start Information shown

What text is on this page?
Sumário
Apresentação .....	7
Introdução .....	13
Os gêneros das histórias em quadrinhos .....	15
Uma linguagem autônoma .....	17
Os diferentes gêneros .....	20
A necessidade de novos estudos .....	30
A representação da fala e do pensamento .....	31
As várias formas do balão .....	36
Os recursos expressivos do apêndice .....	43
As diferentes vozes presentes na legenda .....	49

end Information shown

## What is asked
Write out the material exactly as given.

## Response to this exercise
What text is on this page?
Sumário
Apresentação .....	7
Introdução .....	13
Os gêneros das histórias em quadrinhos .....	15
Uma linguagem autônoma .....	17
Os diferentes gêneros .....	20
A necessidade de novos estudos .....	30
A representação da fala e do pensamento .....	31
As várias formas do balão .....	36
Os recursos expressivos do apêndice .....	43
As diferentes vozes presentes na legenda .....	49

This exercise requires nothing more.